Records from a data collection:

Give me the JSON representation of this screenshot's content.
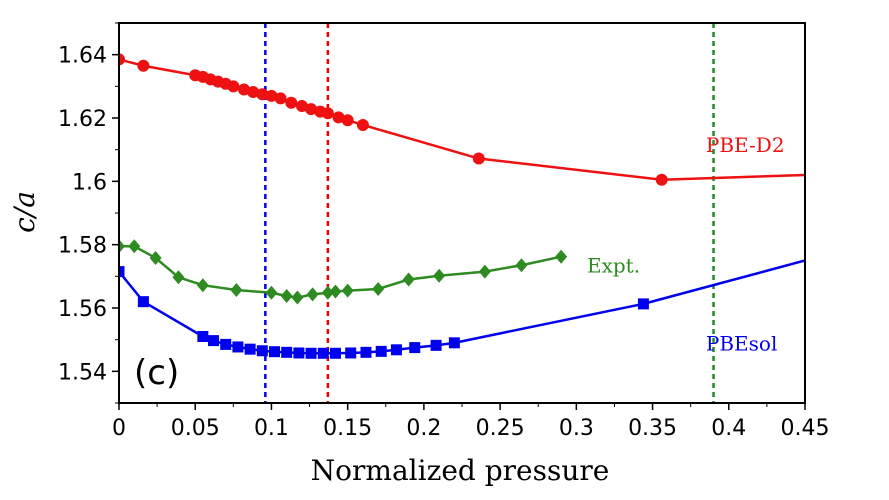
{
  "chart_data": {
    "type": "line",
    "title": "",
    "panel_label": "(c)",
    "xlabel": "Normalized pressure",
    "ylabel": "c/a",
    "xlim": [
      0,
      0.45
    ],
    "ylim": [
      1.53,
      1.65
    ],
    "x_ticks": [
      {
        "value": 0,
        "label": "0"
      },
      {
        "value": 0.05,
        "label": "0.05"
      },
      {
        "value": 0.1,
        "label": "0.1"
      },
      {
        "value": 0.15,
        "label": "0.15"
      },
      {
        "value": 0.2,
        "label": "0.2"
      },
      {
        "value": 0.25,
        "label": "0.25"
      },
      {
        "value": 0.3,
        "label": "0.3"
      },
      {
        "value": 0.35,
        "label": "0.35"
      },
      {
        "value": 0.4,
        "label": "0.4"
      },
      {
        "value": 0.45,
        "label": "0.45"
      }
    ],
    "y_ticks": [
      {
        "value": 1.54,
        "label": "1.54"
      },
      {
        "value": 1.56,
        "label": "1.56"
      },
      {
        "value": 1.58,
        "label": "1.58"
      },
      {
        "value": 1.6,
        "label": "1.6"
      },
      {
        "value": 1.62,
        "label": "1.62"
      },
      {
        "value": 1.64,
        "label": "1.64"
      }
    ],
    "vlines": [
      {
        "name": "blue-vline",
        "x": 0.096,
        "color": "#0000ee"
      },
      {
        "name": "red-vline",
        "x": 0.137,
        "color": "#ee0000"
      },
      {
        "name": "green-vline",
        "x": 0.39,
        "color": "#228b22"
      }
    ],
    "series": [
      {
        "name": "PBE-D2",
        "label": "PBE-D2",
        "color": "#ee1111",
        "marker": "circle",
        "label_pos": {
          "x": 0.385,
          "y": 1.6115
        },
        "line_x": [
          0,
          0.016,
          0.05,
          0.055,
          0.06,
          0.065,
          0.07,
          0.075,
          0.082,
          0.088,
          0.094,
          0.1,
          0.106,
          0.113,
          0.12,
          0.126,
          0.132,
          0.137,
          0.144,
          0.15,
          0.16,
          0.236,
          0.356,
          0.45
        ],
        "line_y": [
          1.6385,
          1.6365,
          1.6335,
          1.633,
          1.6322,
          1.6315,
          1.6308,
          1.63,
          1.629,
          1.6282,
          1.6275,
          1.627,
          1.6262,
          1.6248,
          1.6238,
          1.6228,
          1.622,
          1.6215,
          1.6202,
          1.6193,
          1.6178,
          1.6072,
          1.6005,
          1.602
        ],
        "x": [
          0,
          0.016,
          0.05,
          0.055,
          0.06,
          0.065,
          0.07,
          0.075,
          0.082,
          0.088,
          0.094,
          0.1,
          0.106,
          0.113,
          0.12,
          0.126,
          0.132,
          0.137,
          0.144,
          0.15,
          0.16,
          0.236,
          0.356
        ],
        "y": [
          1.6385,
          1.6365,
          1.6335,
          1.633,
          1.6322,
          1.6315,
          1.6308,
          1.63,
          1.629,
          1.6282,
          1.6275,
          1.627,
          1.6262,
          1.6248,
          1.6238,
          1.6228,
          1.622,
          1.6215,
          1.6202,
          1.6193,
          1.6178,
          1.6072,
          1.6005
        ]
      },
      {
        "name": "Expt.",
        "label": "Expt.",
        "color": "#2e8b22",
        "marker": "diamond",
        "label_pos": {
          "x": 0.307,
          "y": 1.5735
        },
        "line_x": [
          0,
          0.01,
          0.024,
          0.039,
          0.055,
          0.077,
          0.1,
          0.11,
          0.117,
          0.127,
          0.137,
          0.142,
          0.15,
          0.17,
          0.19,
          0.21,
          0.24,
          0.264,
          0.29
        ],
        "line_y": [
          1.5795,
          1.5795,
          1.5758,
          1.5697,
          1.5672,
          1.5657,
          1.5648,
          1.5638,
          1.5633,
          1.5643,
          1.5648,
          1.5652,
          1.5655,
          1.566,
          1.569,
          1.5702,
          1.5715,
          1.5735,
          1.5762
        ],
        "x": [
          0,
          0.01,
          0.024,
          0.039,
          0.055,
          0.077,
          0.1,
          0.11,
          0.117,
          0.127,
          0.137,
          0.142,
          0.15,
          0.17,
          0.19,
          0.21,
          0.24,
          0.264,
          0.29
        ],
        "y": [
          1.5795,
          1.5795,
          1.5758,
          1.5697,
          1.5672,
          1.5657,
          1.5648,
          1.5638,
          1.5633,
          1.5643,
          1.5648,
          1.5652,
          1.5655,
          1.566,
          1.569,
          1.5702,
          1.5715,
          1.5735,
          1.5762
        ]
      },
      {
        "name": "PBEsol",
        "label": "PBEsol",
        "color": "#0000ee",
        "marker": "square",
        "label_pos": {
          "x": 0.385,
          "y": 1.5488
        },
        "line_x": [
          0,
          0.016,
          0.055,
          0.062,
          0.07,
          0.078,
          0.086,
          0.094,
          0.102,
          0.11,
          0.118,
          0.126,
          0.134,
          0.142,
          0.152,
          0.162,
          0.172,
          0.182,
          0.194,
          0.208,
          0.22,
          0.344,
          0.45
        ],
        "line_y": [
          1.5715,
          1.562,
          1.551,
          1.5497,
          1.5485,
          1.5477,
          1.547,
          1.5465,
          1.5462,
          1.546,
          1.5458,
          1.5457,
          1.5457,
          1.5457,
          1.5458,
          1.546,
          1.5463,
          1.5468,
          1.5475,
          1.5482,
          1.549,
          1.5613,
          1.575
        ],
        "x": [
          0,
          0.016,
          0.055,
          0.062,
          0.07,
          0.078,
          0.086,
          0.094,
          0.102,
          0.11,
          0.118,
          0.126,
          0.134,
          0.142,
          0.152,
          0.162,
          0.172,
          0.182,
          0.194,
          0.208,
          0.22,
          0.344
        ],
        "y": [
          1.5715,
          1.562,
          1.551,
          1.5497,
          1.5485,
          1.5477,
          1.547,
          1.5465,
          1.5462,
          1.546,
          1.5458,
          1.5457,
          1.5457,
          1.5457,
          1.5458,
          1.546,
          1.5463,
          1.5468,
          1.5475,
          1.5482,
          1.549,
          1.5613
        ]
      }
    ]
  }
}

Given task: Print each line of the material above exactly, with the pictures removed from your copy.

The solution:
Give me the JSON representation of this screenshot's content.
{
  "chart_data": {
    "type": "line",
    "title": "",
    "panel_label": "(c)",
    "xlabel": "Normalized pressure",
    "ylabel": "c/a",
    "xlim": [
      0,
      0.45
    ],
    "ylim": [
      1.53,
      1.65
    ],
    "x_ticks": [
      {
        "value": 0,
        "label": "0"
      },
      {
        "value": 0.05,
        "label": "0.05"
      },
      {
        "value": 0.1,
        "label": "0.1"
      },
      {
        "value": 0.15,
        "label": "0.15"
      },
      {
        "value": 0.2,
        "label": "0.2"
      },
      {
        "value": 0.25,
        "label": "0.25"
      },
      {
        "value": 0.3,
        "label": "0.3"
      },
      {
        "value": 0.35,
        "label": "0.35"
      },
      {
        "value": 0.4,
        "label": "0.4"
      },
      {
        "value": 0.45,
        "label": "0.45"
      }
    ],
    "y_ticks": [
      {
        "value": 1.54,
        "label": "1.54"
      },
      {
        "value": 1.56,
        "label": "1.56"
      },
      {
        "value": 1.58,
        "label": "1.58"
      },
      {
        "value": 1.6,
        "label": "1.6"
      },
      {
        "value": 1.62,
        "label": "1.62"
      },
      {
        "value": 1.64,
        "label": "1.64"
      }
    ],
    "vlines": [
      {
        "name": "blue-vline",
        "x": 0.096,
        "color": "#0000ee"
      },
      {
        "name": "red-vline",
        "x": 0.137,
        "color": "#ee0000"
      },
      {
        "name": "green-vline",
        "x": 0.39,
        "color": "#228b22"
      }
    ],
    "series": [
      {
        "name": "PBE-D2",
        "label": "PBE-D2",
        "color": "#ee1111",
        "marker": "circle",
        "label_pos": {
          "x": 0.385,
          "y": 1.6115
        },
        "line_x": [
          0,
          0.016,
          0.05,
          0.055,
          0.06,
          0.065,
          0.07,
          0.075,
          0.082,
          0.088,
          0.094,
          0.1,
          0.106,
          0.113,
          0.12,
          0.126,
          0.132,
          0.137,
          0.144,
          0.15,
          0.16,
          0.236,
          0.356,
          0.45
        ],
        "line_y": [
          1.6385,
          1.6365,
          1.6335,
          1.633,
          1.6322,
          1.6315,
          1.6308,
          1.63,
          1.629,
          1.6282,
          1.6275,
          1.627,
          1.6262,
          1.6248,
          1.6238,
          1.6228,
          1.622,
          1.6215,
          1.6202,
          1.6193,
          1.6178,
          1.6072,
          1.6005,
          1.602
        ],
        "x": [
          0,
          0.016,
          0.05,
          0.055,
          0.06,
          0.065,
          0.07,
          0.075,
          0.082,
          0.088,
          0.094,
          0.1,
          0.106,
          0.113,
          0.12,
          0.126,
          0.132,
          0.137,
          0.144,
          0.15,
          0.16,
          0.236,
          0.356
        ],
        "y": [
          1.6385,
          1.6365,
          1.6335,
          1.633,
          1.6322,
          1.6315,
          1.6308,
          1.63,
          1.629,
          1.6282,
          1.6275,
          1.627,
          1.6262,
          1.6248,
          1.6238,
          1.6228,
          1.622,
          1.6215,
          1.6202,
          1.6193,
          1.6178,
          1.6072,
          1.6005
        ]
      },
      {
        "name": "Expt.",
        "label": "Expt.",
        "color": "#2e8b22",
        "marker": "diamond",
        "label_pos": {
          "x": 0.307,
          "y": 1.5735
        },
        "line_x": [
          0,
          0.01,
          0.024,
          0.039,
          0.055,
          0.077,
          0.1,
          0.11,
          0.117,
          0.127,
          0.137,
          0.142,
          0.15,
          0.17,
          0.19,
          0.21,
          0.24,
          0.264,
          0.29
        ],
        "line_y": [
          1.5795,
          1.5795,
          1.5758,
          1.5697,
          1.5672,
          1.5657,
          1.5648,
          1.5638,
          1.5633,
          1.5643,
          1.5648,
          1.5652,
          1.5655,
          1.566,
          1.569,
          1.5702,
          1.5715,
          1.5735,
          1.5762
        ],
        "x": [
          0,
          0.01,
          0.024,
          0.039,
          0.055,
          0.077,
          0.1,
          0.11,
          0.117,
          0.127,
          0.137,
          0.142,
          0.15,
          0.17,
          0.19,
          0.21,
          0.24,
          0.264,
          0.29
        ],
        "y": [
          1.5795,
          1.5795,
          1.5758,
          1.5697,
          1.5672,
          1.5657,
          1.5648,
          1.5638,
          1.5633,
          1.5643,
          1.5648,
          1.5652,
          1.5655,
          1.566,
          1.569,
          1.5702,
          1.5715,
          1.5735,
          1.5762
        ]
      },
      {
        "name": "PBEsol",
        "label": "PBEsol",
        "color": "#0000ee",
        "marker": "square",
        "label_pos": {
          "x": 0.385,
          "y": 1.5488
        },
        "line_x": [
          0,
          0.016,
          0.055,
          0.062,
          0.07,
          0.078,
          0.086,
          0.094,
          0.102,
          0.11,
          0.118,
          0.126,
          0.134,
          0.142,
          0.152,
          0.162,
          0.172,
          0.182,
          0.194,
          0.208,
          0.22,
          0.344,
          0.45
        ],
        "line_y": [
          1.5715,
          1.562,
          1.551,
          1.5497,
          1.5485,
          1.5477,
          1.547,
          1.5465,
          1.5462,
          1.546,
          1.5458,
          1.5457,
          1.5457,
          1.5457,
          1.5458,
          1.546,
          1.5463,
          1.5468,
          1.5475,
          1.5482,
          1.549,
          1.5613,
          1.575
        ],
        "x": [
          0,
          0.016,
          0.055,
          0.062,
          0.07,
          0.078,
          0.086,
          0.094,
          0.102,
          0.11,
          0.118,
          0.126,
          0.134,
          0.142,
          0.152,
          0.162,
          0.172,
          0.182,
          0.194,
          0.208,
          0.22,
          0.344
        ],
        "y": [
          1.5715,
          1.562,
          1.551,
          1.5497,
          1.5485,
          1.5477,
          1.547,
          1.5465,
          1.5462,
          1.546,
          1.5458,
          1.5457,
          1.5457,
          1.5457,
          1.5458,
          1.546,
          1.5463,
          1.5468,
          1.5475,
          1.5482,
          1.549,
          1.5613
        ]
      }
    ]
  }
}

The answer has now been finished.